### Figure dataset records
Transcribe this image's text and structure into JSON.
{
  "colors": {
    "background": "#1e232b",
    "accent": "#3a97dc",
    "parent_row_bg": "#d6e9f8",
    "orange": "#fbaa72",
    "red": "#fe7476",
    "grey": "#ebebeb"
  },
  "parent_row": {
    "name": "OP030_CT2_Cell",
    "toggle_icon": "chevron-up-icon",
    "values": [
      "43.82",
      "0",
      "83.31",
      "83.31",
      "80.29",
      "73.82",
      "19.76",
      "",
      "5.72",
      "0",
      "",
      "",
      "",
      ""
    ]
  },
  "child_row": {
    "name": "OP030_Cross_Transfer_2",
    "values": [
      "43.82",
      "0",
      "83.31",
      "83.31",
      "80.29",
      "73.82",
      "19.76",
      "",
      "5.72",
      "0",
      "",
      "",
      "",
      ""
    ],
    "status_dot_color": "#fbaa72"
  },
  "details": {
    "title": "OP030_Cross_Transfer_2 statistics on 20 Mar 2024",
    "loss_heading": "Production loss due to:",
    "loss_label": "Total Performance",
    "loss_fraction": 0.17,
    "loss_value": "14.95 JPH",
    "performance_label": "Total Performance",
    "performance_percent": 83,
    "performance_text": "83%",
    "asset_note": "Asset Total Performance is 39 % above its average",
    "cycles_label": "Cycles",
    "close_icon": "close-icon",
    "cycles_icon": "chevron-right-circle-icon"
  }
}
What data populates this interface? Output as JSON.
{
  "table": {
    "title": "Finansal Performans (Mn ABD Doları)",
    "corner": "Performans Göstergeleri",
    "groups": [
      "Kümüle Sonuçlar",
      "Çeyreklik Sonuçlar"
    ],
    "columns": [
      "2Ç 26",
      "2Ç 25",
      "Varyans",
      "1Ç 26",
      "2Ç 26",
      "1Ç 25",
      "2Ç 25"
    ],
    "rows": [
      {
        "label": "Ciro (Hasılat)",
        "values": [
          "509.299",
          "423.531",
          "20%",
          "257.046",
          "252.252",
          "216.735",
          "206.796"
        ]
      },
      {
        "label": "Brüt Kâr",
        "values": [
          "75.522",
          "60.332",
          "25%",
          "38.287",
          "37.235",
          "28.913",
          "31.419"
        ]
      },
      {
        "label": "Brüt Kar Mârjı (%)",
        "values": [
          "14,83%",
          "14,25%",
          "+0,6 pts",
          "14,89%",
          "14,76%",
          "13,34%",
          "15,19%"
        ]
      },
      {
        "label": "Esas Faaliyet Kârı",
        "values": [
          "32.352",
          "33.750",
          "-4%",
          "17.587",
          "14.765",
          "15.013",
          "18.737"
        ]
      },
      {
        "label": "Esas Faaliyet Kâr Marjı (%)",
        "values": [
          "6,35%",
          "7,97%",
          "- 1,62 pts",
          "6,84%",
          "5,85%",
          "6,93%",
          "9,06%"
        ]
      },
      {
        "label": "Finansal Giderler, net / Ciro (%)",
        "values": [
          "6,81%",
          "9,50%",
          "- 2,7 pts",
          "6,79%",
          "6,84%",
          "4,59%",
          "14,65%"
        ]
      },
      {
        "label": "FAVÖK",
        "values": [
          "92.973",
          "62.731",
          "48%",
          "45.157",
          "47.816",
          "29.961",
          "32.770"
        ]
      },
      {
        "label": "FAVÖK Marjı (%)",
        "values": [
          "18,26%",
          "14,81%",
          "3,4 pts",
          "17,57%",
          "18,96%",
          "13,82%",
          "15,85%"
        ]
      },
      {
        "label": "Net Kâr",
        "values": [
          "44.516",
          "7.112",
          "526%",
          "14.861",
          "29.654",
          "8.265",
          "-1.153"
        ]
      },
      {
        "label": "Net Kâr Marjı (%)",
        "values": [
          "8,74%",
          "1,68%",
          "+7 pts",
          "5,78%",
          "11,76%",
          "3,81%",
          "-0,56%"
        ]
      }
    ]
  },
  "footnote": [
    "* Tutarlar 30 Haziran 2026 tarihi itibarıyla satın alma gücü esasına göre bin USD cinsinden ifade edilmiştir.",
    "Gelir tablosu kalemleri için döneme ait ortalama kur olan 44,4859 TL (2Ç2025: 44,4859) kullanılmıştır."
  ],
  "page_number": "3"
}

### Written request
Find the word "Faaliyet" and list each line it appears in.

### Solution for this exercise
        "label": "Esas Faaliyet Kârı",
        "label": "Esas Faaliyet Kâr Marjı (%)",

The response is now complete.